EXTRAIT DU DOCUMENT →

Cette semaine au Parlement européen il était question de semestre européen ou comment mieux appliquer l'austérité, d'aide à la délocalisation de l'industrie européenne, et comme toujours quelques provocations bellicistes contre la Russie…
Cette semaine au Parlement européen il était question de semestre européen ou comment mieux appliquer l'austérité, d'aide à la délocalisation de l'industrie européenne, et comme toujours quelques provocations bellicistes contre la Russie…
Au Parlement européen, trois rapports sur ce qu’il convient de faire au plan économique en 2015. Plus neuf, tu meurs !
Le premier rapport préconise une stimulation de la compétitivité européenne. Aaah ! Comment ? Par « une concurrence accrue sur les marchés des produits et services » en rappelant que « les coûts de main-d'œuvre doivent cadrer avec la productivité ». Géniaaaal ! Il enjoint également les États à « réduire les dépenses courantes ». C’est nouveau ça ! Mais, bon, attention ! Des soucis, il y en a aussi. Le rapport « s'inquiète des tendances protectionnistes de certains États membres ». C'est grave ça ! De la joie aussi, il y en a : le rapport se félicite des bons résultats obtenus par les cures d'austérité imposées aux États qui ont « mis en œuvre avec succès des programmes d'ajustement ». Des noms ! Des noms ! Zut, il n’y en a pas. D’ailleurs ça se présenterait très mal d’en donner. Car le rapport doit avouer que « seuls cinq États membres respectent pleinement les dispositions du pacte de stabilité et de croissance (PSC)». Cela devrait suffire à s'interroger… J’ai voté contre.

SÉRIE DE CONSIGNES →
(1) Résume en deux phrases l'extrait sur le Parlement européen.
(2) Reprends l'extrait sur le Parlement européen après sa dernière phrase et poursuis-en la rédaction.

DONNÉES BRUTES →

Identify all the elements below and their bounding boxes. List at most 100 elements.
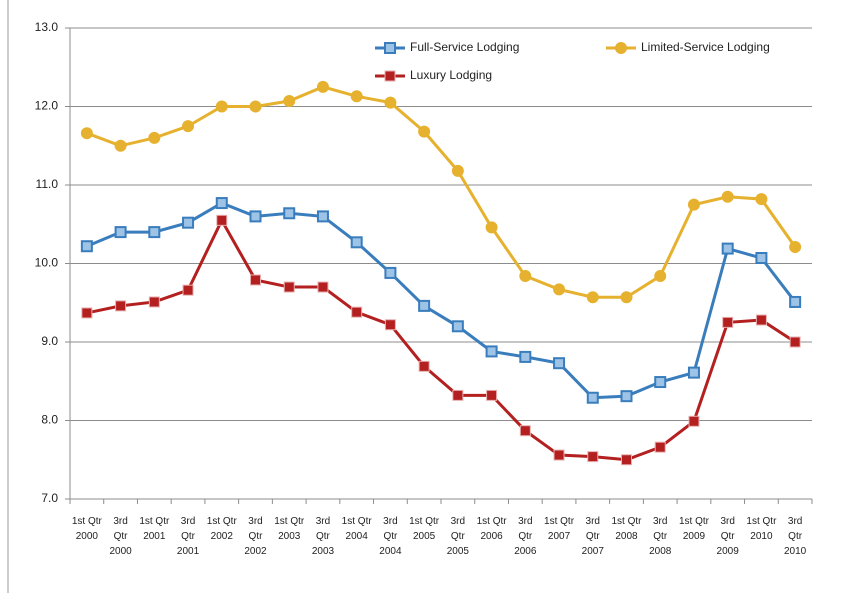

RÉPONSES DANS L'ORDRE →
(1) Cette semaine, le Parlement européen a débattu du semestre européen, présenté comme un moyen de mieux appliquer l'austérité, de l'aide à la délocalisation de l'industrie européenne et de provocations bellicistes contre la Russie, avec trois rapports sur la politique économique à mener en 2015. Le premier de ces rapports prône plus de concurrence, des coûts de main-d'œuvre alignés sur la productivité et une baisse des dépenses courantes, s'inquiète du protectionnisme et salue les cures d'austérité, tout en admettant que seuls cinq États membres respectent pleinement le pacte de stabilité et de croissance, et un vote contre est annoncé en conclusion.

(2)
Second rapport, présenté par un socialiste. Il fait le constat d'une situation alarmante avec 25 millions de personnes sans emploi dans l'Union. Il pose donc les recommandations du Parlement européen sur « l'emploi et les aspects sociaux ». Lesquels ? Poursuivre la consolidation budgétaire et les réformes structurelles. Waooo, enfin du neuf ! Comment ? Il faut réduire la charge fiscale du travail, augmenter l'âge de départ en retraite, aligner les salaires sur la productivité… que des trouvailles ébourrifantes. Génial ! J’ai voté contre.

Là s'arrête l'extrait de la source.